Dataset records

* Begin *

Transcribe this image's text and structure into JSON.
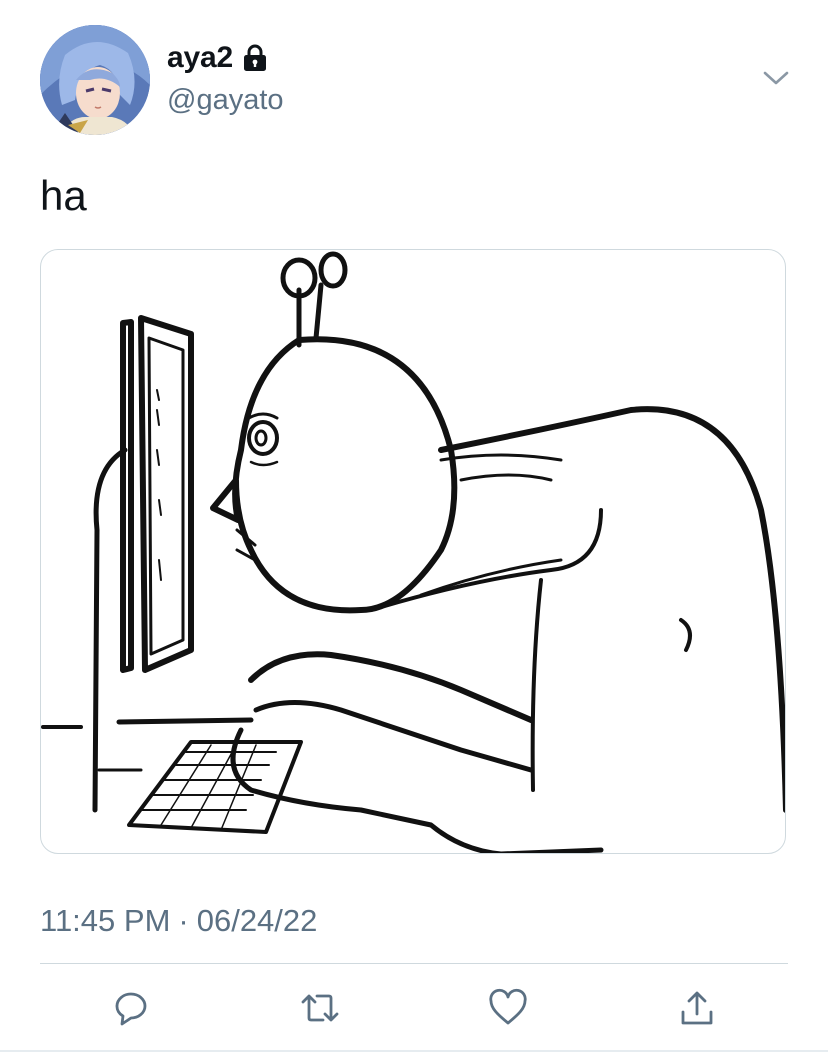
{
  "author": {
    "display_name": "aya2",
    "handle": "@gayato",
    "protected": true,
    "lock_icon": "lock-icon",
    "avatar_icon": "anime-avatar"
  },
  "tweet": {
    "text": "ha",
    "media_description": "sketch-of-creature-at-computer",
    "time": "11:45 PM",
    "separator": "·",
    "date": "06/24/22"
  },
  "actions": {
    "reply_icon": "reply-icon",
    "retweet_icon": "retweet-icon",
    "like_icon": "heart-icon",
    "share_icon": "share-icon",
    "menu_icon": "chevron-down-icon"
  },
  "colors": {
    "text_primary": "#0f1419",
    "text_secondary": "#5b7083",
    "border": "#cfd9de",
    "icon": "#5b7083"
  }
}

* End *

## [PROBLEM]
Output the data above without changes, apart from leaving out the pictures.

## [THE RESPONSE]
Transcribe this image's text and structure into JSON.
{
  "author": {
    "display_name": "aya2",
    "handle": "@gayato",
    "protected": true,
    "lock_icon": "lock-icon",
    "avatar_icon": "anime-avatar"
  },
  "tweet": {
    "text": "ha",
    "media_description": "sketch-of-creature-at-computer",
    "time": "11:45 PM",
    "separator": "·",
    "date": "06/24/22"
  },
  "actions": {
    "reply_icon": "reply-icon",
    "retweet_icon": "retweet-icon",
    "like_icon": "heart-icon",
    "share_icon": "share-icon",
    "menu_icon": "chevron-down-icon"
  },
  "colors": {
    "text_primary": "#0f1419",
    "text_secondary": "#5b7083",
    "border": "#cfd9de",
    "icon": "#5b7083"
  }
}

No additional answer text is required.